- [Collected data entries]:
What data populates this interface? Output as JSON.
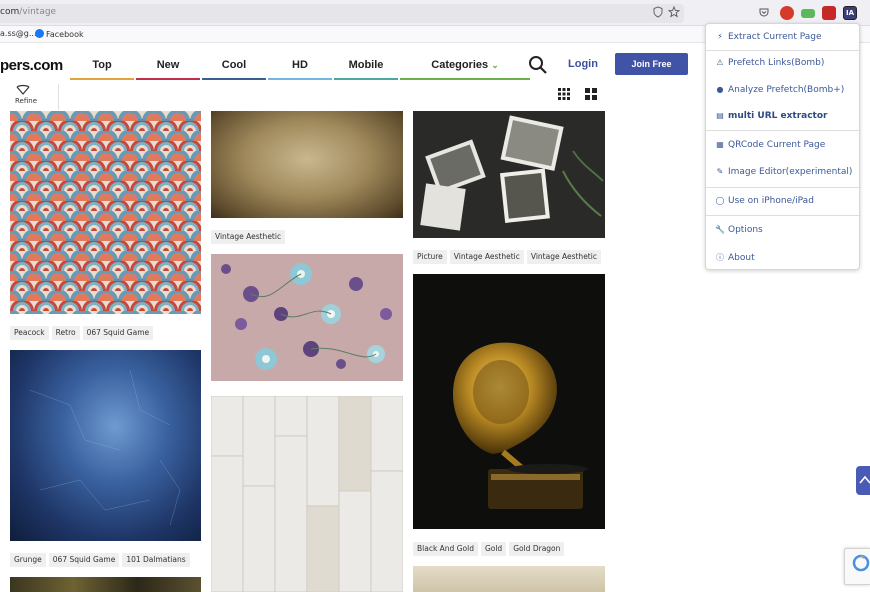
{
  "browser": {
    "url_host": "com",
    "url_path": "/vintage",
    "bookmarks": [
      "a.ss@g...",
      "Facebook"
    ]
  },
  "site": {
    "logo": "pers.com",
    "nav": [
      {
        "label": "Top",
        "color": "#e4a33a"
      },
      {
        "label": "New",
        "color": "#c0304a"
      },
      {
        "label": "Cool",
        "color": "#3a5e8f"
      },
      {
        "label": "HD",
        "color": "#73b4e0"
      },
      {
        "label": "Mobile",
        "color": "#4fa8a0"
      },
      {
        "label": "Categories",
        "color": "#6ab04c"
      }
    ],
    "login": "Login",
    "join": "Join Free",
    "refine": "Refine",
    "accent": "#4153a6"
  },
  "gallery": {
    "col1": [
      {
        "name": "peacock",
        "tags": [
          "Peacock",
          "Retro",
          "067 Squid Game"
        ]
      },
      {
        "name": "grunge",
        "tags": [
          "Grunge",
          "067 Squid Game",
          "101 Dalmatians"
        ]
      }
    ],
    "col2": [
      {
        "name": "parchment",
        "tags": [
          "Vintage Aesthetic"
        ]
      },
      {
        "name": "floral",
        "tags": []
      },
      {
        "name": "wood",
        "tags": []
      }
    ],
    "col3": [
      {
        "name": "photos",
        "tags": [
          "Picture",
          "Vintage Aesthetic",
          "Vintage Aesthetic"
        ]
      },
      {
        "name": "gramophone",
        "tags": [
          "Black And Gold",
          "Gold",
          "Gold Dragon"
        ]
      }
    ]
  },
  "ext_menu": {
    "items": [
      {
        "label": "Extract Current Page",
        "icon": "bolt-icon"
      },
      {
        "label": "Prefetch Links(Bomb)",
        "icon": "warning-icon"
      },
      {
        "label": "Analyze Prefetch(Bomb+)",
        "icon": "bomb-icon"
      },
      {
        "label": "multi URL extractor",
        "icon": "list-icon"
      },
      {
        "label": "QRCode Current Page",
        "icon": "qrcode-icon"
      },
      {
        "label": "Image Editor(experimental)",
        "icon": "edit-icon"
      },
      {
        "label": "Use on iPhone/iPad",
        "icon": "apple-icon"
      },
      {
        "label": "Options",
        "icon": "wrench-icon"
      },
      {
        "label": "About",
        "icon": "info-icon"
      }
    ]
  }
}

- [What this task involves]: Where a line above includes "name", copy that line.

- [Solution for this task]:
        "name": "peacock",
        "name": "grunge",
        "name": "parchment",
        "name": "floral",
        "name": "wood",
        "name": "photos",
        "name": "gramophone",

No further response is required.